[Dataset rows]

────────────────

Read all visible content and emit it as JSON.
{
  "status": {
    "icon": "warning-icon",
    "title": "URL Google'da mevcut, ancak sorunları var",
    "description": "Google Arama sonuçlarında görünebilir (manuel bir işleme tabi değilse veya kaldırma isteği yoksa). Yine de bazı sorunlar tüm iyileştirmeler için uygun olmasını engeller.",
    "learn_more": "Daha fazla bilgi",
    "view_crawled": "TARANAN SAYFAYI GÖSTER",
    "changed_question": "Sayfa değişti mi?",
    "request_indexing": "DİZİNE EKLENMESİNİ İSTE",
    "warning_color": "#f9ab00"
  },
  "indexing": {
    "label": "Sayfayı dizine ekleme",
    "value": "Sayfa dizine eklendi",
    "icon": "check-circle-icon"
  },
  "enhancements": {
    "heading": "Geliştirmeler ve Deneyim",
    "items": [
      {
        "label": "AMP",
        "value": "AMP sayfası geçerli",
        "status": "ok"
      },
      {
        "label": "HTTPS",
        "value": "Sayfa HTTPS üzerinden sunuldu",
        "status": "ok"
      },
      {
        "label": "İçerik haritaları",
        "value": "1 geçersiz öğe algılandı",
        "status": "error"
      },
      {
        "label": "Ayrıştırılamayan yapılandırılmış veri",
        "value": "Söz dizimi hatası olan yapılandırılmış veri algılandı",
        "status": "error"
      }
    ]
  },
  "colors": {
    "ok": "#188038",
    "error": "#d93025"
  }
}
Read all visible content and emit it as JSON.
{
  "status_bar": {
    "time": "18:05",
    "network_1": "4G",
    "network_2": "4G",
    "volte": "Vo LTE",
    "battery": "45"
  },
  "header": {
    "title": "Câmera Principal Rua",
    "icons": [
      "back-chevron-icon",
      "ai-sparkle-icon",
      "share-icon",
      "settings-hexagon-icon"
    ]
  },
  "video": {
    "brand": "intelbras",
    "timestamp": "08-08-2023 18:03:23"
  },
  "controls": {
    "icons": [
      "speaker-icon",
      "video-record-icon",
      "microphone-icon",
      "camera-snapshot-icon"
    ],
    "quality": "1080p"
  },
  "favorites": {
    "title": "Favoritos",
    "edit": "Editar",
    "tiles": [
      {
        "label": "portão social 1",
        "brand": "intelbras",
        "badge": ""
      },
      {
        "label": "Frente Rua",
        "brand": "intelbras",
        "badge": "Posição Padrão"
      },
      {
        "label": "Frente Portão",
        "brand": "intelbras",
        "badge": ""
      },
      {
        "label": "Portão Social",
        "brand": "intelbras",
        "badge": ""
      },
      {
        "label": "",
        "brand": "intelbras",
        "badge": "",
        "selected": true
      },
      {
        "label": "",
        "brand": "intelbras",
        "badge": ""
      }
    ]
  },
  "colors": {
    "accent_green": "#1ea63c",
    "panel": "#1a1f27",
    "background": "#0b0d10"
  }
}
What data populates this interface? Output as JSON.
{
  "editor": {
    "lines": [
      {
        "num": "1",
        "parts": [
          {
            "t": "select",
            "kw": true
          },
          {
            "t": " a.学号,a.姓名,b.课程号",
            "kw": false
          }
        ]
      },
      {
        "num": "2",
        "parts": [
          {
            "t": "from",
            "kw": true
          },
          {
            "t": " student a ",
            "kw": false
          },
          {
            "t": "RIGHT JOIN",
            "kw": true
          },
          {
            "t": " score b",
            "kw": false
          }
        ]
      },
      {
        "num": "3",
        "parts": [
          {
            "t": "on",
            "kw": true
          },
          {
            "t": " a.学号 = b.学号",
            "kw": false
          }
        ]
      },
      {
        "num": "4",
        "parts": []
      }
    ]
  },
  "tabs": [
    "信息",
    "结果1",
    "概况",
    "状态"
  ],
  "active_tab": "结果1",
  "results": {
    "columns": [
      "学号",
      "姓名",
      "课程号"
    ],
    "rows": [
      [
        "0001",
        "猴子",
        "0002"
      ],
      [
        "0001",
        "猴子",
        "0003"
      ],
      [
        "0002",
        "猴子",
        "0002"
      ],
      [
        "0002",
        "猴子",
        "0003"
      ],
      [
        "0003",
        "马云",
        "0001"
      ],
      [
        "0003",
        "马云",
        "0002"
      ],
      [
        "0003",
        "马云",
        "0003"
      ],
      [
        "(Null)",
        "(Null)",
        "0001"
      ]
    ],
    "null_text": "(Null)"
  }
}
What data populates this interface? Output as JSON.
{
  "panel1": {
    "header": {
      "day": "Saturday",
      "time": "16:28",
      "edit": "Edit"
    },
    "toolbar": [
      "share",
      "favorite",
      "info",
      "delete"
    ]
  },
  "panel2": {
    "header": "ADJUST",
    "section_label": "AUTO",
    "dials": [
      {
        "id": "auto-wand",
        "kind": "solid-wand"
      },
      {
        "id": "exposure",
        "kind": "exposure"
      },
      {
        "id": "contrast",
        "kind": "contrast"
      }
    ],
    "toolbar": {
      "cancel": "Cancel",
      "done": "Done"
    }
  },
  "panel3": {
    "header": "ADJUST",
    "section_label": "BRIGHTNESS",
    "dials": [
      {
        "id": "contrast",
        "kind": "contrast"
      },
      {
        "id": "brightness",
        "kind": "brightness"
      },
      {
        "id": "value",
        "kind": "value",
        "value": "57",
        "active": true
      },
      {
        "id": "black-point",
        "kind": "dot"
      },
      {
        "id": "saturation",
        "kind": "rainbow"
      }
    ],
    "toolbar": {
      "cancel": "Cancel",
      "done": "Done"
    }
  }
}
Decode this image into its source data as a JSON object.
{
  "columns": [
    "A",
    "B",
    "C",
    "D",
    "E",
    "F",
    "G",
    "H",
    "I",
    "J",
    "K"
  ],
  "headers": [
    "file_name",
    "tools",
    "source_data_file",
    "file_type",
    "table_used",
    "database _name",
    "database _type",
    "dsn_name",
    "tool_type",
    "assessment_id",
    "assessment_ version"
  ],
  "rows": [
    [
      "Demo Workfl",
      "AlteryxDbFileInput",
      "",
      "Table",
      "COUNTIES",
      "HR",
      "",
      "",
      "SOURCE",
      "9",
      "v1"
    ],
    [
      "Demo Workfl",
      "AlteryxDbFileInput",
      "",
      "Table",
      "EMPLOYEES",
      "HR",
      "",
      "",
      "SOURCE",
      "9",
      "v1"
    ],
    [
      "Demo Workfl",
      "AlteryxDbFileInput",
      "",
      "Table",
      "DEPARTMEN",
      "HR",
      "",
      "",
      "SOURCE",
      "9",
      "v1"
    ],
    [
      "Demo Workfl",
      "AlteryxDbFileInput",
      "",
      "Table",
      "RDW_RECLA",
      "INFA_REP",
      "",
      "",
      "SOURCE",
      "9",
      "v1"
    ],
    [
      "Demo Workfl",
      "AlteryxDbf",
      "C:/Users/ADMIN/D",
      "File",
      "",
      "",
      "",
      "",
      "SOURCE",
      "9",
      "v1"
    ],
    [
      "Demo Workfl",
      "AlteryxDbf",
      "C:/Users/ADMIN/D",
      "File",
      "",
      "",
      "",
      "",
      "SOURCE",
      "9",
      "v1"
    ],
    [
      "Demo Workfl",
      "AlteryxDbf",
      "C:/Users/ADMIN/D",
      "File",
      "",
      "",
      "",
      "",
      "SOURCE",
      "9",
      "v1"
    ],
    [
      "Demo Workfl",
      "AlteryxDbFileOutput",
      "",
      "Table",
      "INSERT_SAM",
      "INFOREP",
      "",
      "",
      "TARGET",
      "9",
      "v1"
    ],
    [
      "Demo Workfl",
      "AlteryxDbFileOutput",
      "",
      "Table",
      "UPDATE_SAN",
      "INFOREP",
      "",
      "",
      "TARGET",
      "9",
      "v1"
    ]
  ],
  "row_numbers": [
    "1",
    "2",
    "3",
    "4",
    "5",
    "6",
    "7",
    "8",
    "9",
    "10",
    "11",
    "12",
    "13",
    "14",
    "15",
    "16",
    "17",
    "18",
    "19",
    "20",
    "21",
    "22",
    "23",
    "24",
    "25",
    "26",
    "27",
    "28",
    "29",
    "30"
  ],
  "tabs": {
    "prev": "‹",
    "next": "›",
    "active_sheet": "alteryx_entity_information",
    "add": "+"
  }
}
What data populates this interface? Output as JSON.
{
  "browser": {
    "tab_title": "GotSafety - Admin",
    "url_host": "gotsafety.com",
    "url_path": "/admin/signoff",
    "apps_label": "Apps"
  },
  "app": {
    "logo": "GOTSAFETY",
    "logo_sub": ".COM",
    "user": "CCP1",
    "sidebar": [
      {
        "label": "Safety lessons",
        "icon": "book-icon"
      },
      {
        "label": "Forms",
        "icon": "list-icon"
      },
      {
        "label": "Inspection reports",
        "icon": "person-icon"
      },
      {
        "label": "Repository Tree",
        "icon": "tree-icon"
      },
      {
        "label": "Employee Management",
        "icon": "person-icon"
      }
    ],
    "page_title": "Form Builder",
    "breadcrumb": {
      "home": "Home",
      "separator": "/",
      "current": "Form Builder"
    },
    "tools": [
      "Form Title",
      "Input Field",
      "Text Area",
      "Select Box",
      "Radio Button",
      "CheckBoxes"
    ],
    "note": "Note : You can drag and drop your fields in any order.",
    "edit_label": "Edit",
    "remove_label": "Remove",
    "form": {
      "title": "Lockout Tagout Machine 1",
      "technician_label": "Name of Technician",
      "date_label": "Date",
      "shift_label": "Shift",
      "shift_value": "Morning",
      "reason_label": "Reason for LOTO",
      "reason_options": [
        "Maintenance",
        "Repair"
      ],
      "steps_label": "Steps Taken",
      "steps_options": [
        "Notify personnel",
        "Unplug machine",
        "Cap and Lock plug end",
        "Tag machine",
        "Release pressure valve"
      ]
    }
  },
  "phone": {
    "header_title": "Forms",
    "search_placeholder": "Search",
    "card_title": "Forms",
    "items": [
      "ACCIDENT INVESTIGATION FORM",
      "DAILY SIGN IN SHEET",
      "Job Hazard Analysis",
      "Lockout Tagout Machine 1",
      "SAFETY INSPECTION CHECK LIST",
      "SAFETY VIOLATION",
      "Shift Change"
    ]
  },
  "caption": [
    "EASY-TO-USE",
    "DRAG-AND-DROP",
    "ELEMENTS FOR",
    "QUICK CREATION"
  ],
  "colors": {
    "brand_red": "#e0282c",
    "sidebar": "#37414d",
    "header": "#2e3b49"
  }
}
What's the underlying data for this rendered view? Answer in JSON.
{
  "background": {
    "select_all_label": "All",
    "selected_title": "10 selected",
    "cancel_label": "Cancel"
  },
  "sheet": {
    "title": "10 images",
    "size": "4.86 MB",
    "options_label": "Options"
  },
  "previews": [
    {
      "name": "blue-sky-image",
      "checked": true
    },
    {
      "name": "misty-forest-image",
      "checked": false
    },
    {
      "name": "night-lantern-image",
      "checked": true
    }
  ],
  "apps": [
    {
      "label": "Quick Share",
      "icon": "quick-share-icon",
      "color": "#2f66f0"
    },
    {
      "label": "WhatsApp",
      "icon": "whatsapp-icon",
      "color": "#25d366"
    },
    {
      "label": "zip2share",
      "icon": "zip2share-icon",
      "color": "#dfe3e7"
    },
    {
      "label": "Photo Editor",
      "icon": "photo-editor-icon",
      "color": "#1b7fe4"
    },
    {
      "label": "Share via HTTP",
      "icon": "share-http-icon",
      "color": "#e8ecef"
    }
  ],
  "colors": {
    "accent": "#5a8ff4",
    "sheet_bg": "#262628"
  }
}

────────────────

> **DIRECTIONS**:
Reproduce each line holding the word "Frente".

> **RESULT FOR THIS EXERCISE**:
        "label": "Frente Rua",
        "label": "Frente Portão",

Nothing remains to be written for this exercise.